Records that describe figures:
======

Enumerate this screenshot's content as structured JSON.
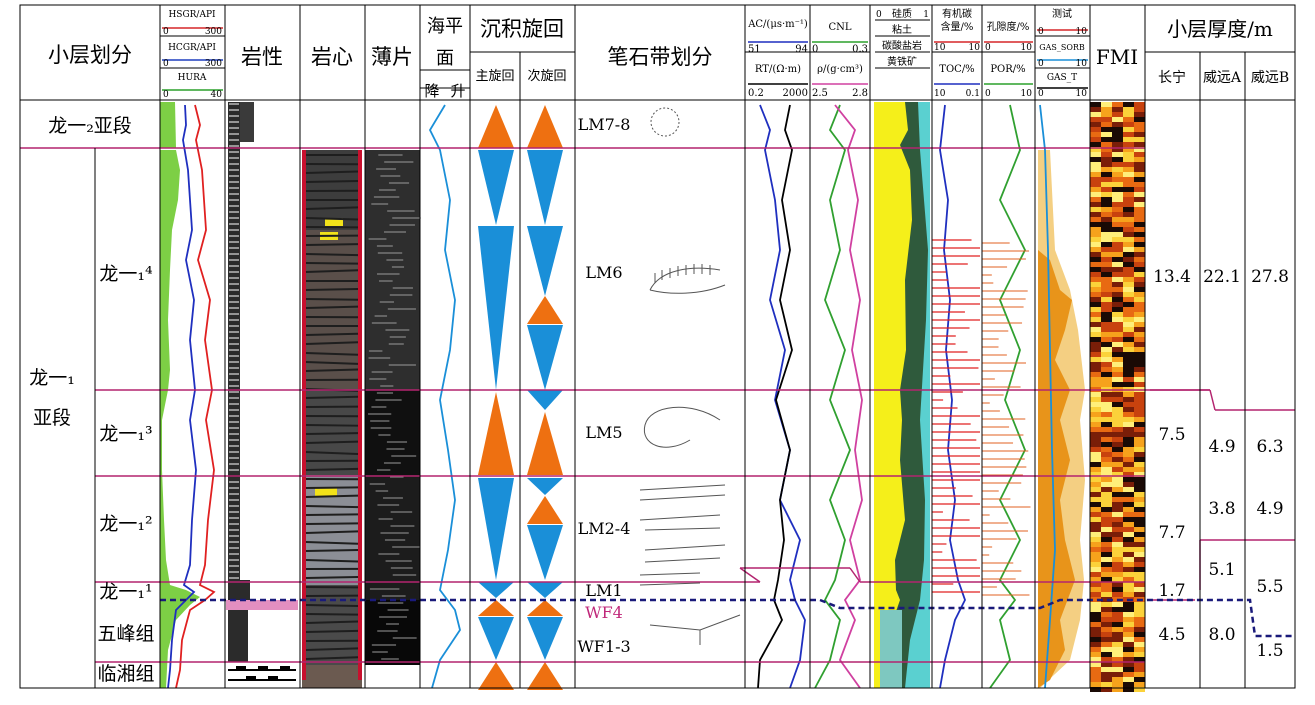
{
  "headers": {
    "layer_division": "小层划分",
    "gr_curves": [
      {
        "name": "HSGR/API",
        "min": "0",
        "max": "300",
        "color": "#d62728"
      },
      {
        "name": "HCGR/API",
        "min": "0",
        "max": "300",
        "color": "#1f3fbf"
      },
      {
        "name": "HURA",
        "min": "0",
        "max": "40",
        "color": "#2ca02c"
      }
    ],
    "lithology": "岩性",
    "core": "岩心",
    "thin_section": "薄片",
    "sea_level": {
      "line1": "海平",
      "line2": "面",
      "fall": "降",
      "rise": "升"
    },
    "cycles": {
      "title": "沉积旋回",
      "main": "主旋回",
      "sub": "次旋回"
    },
    "graptolite": "笔石带划分",
    "ac": {
      "label": "AC/(μs·m⁻¹)",
      "min": "51",
      "max": "94"
    },
    "rt": {
      "label": "RT/(Ω·m)",
      "min": "0.2",
      "max": "2000"
    },
    "cnl": {
      "label": "CNL",
      "min": "0",
      "max": "0.3"
    },
    "den": {
      "label": "ρ/(g·cm³)",
      "min": "2.5",
      "max": "2.8"
    },
    "mineral": {
      "min": "0",
      "max": "1",
      "items": [
        "硅质",
        "粘土",
        "碳酸盐岩",
        "黄铁矿"
      ]
    },
    "toc": {
      "label1": "有机碳",
      "label2": "含量/%",
      "min1": "10",
      "max1": "10",
      "label3": "TOC/%",
      "min2": "10",
      "max2": "0.1"
    },
    "por": {
      "label1": "孔隙度/%",
      "min1": "0",
      "max1": "10",
      "label2": "POR/%",
      "min2": "0",
      "max2": "10"
    },
    "gas": {
      "label1": "测试",
      "min1": "0",
      "max1": "10",
      "sorb": "GAS_SORB",
      "min2": "0",
      "max2": "10",
      "total": "GAS_T",
      "min3": "0",
      "max3": "10"
    },
    "fmi": "FMI",
    "thickness": {
      "title": "小层厚度/m",
      "cols": [
        "长宁",
        "威远A",
        "威远B"
      ]
    }
  },
  "layers": {
    "long12": "龙一₂亚段",
    "long11_main": "龙一₁",
    "long11_sub": "亚段",
    "long11_4": "龙一₁⁴",
    "long11_3": "龙一₁³",
    "long11_2": "龙一₁²",
    "long11_1": "龙一₁¹",
    "wufeng": "五峰组",
    "linxiang": "临湘组"
  },
  "graptolite_zones": [
    "LM7-8",
    "LM6",
    "LM5",
    "LM2-4",
    "LM1",
    "WF4",
    "WF1-3"
  ],
  "thickness_values": {
    "long11_4": [
      "13.4",
      "22.1",
      "27.8"
    ],
    "long11_3": [
      "7.5",
      "4.9",
      "6.3"
    ],
    "long11_2": [
      "7.7",
      "3.8",
      "4.9"
    ],
    "long11_2b": [
      "5.1",
      "5.5"
    ],
    "long11_1": [
      "1.7"
    ],
    "wufeng": [
      "4.5",
      "8.0",
      "1.5"
    ]
  }
}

======

* **STATED PROBLEM**:
Transcribe the full listing above exactly, with the images removed.

* **OUTPUT BELOW**:
Enumerate this screenshot's content as structured JSON.
{
  "headers": {
    "layer_division": "小层划分",
    "gr_curves": [
      {
        "name": "HSGR/API",
        "min": "0",
        "max": "300",
        "color": "#d62728"
      },
      {
        "name": "HCGR/API",
        "min": "0",
        "max": "300",
        "color": "#1f3fbf"
      },
      {
        "name": "HURA",
        "min": "0",
        "max": "40",
        "color": "#2ca02c"
      }
    ],
    "lithology": "岩性",
    "core": "岩心",
    "thin_section": "薄片",
    "sea_level": {
      "line1": "海平",
      "line2": "面",
      "fall": "降",
      "rise": "升"
    },
    "cycles": {
      "title": "沉积旋回",
      "main": "主旋回",
      "sub": "次旋回"
    },
    "graptolite": "笔石带划分",
    "ac": {
      "label": "AC/(μs·m⁻¹)",
      "min": "51",
      "max": "94"
    },
    "rt": {
      "label": "RT/(Ω·m)",
      "min": "0.2",
      "max": "2000"
    },
    "cnl": {
      "label": "CNL",
      "min": "0",
      "max": "0.3"
    },
    "den": {
      "label": "ρ/(g·cm³)",
      "min": "2.5",
      "max": "2.8"
    },
    "mineral": {
      "min": "0",
      "max": "1",
      "items": [
        "硅质",
        "粘土",
        "碳酸盐岩",
        "黄铁矿"
      ]
    },
    "toc": {
      "label1": "有机碳",
      "label2": "含量/%",
      "min1": "10",
      "max1": "10",
      "label3": "TOC/%",
      "min2": "10",
      "max2": "0.1"
    },
    "por": {
      "label1": "孔隙度/%",
      "min1": "0",
      "max1": "10",
      "label2": "POR/%",
      "min2": "0",
      "max2": "10"
    },
    "gas": {
      "label1": "测试",
      "min1": "0",
      "max1": "10",
      "sorb": "GAS_SORB",
      "min2": "0",
      "max2": "10",
      "total": "GAS_T",
      "min3": "0",
      "max3": "10"
    },
    "fmi": "FMI",
    "thickness": {
      "title": "小层厚度/m",
      "cols": [
        "长宁",
        "威远A",
        "威远B"
      ]
    }
  },
  "layers": {
    "long12": "龙一₂亚段",
    "long11_main": "龙一₁",
    "long11_sub": "亚段",
    "long11_4": "龙一₁⁴",
    "long11_3": "龙一₁³",
    "long11_2": "龙一₁²",
    "long11_1": "龙一₁¹",
    "wufeng": "五峰组",
    "linxiang": "临湘组"
  },
  "graptolite_zones": [
    "LM7-8",
    "LM6",
    "LM5",
    "LM2-4",
    "LM1",
    "WF4",
    "WF1-3"
  ],
  "thickness_values": {
    "long11_4": [
      "13.4",
      "22.1",
      "27.8"
    ],
    "long11_3": [
      "7.5",
      "4.9",
      "6.3"
    ],
    "long11_2": [
      "7.7",
      "3.8",
      "4.9"
    ],
    "long11_2b": [
      "5.1",
      "5.5"
    ],
    "long11_1": [
      "1.7"
    ],
    "wufeng": [
      "4.5",
      "8.0",
      "1.5"
    ]
  }
}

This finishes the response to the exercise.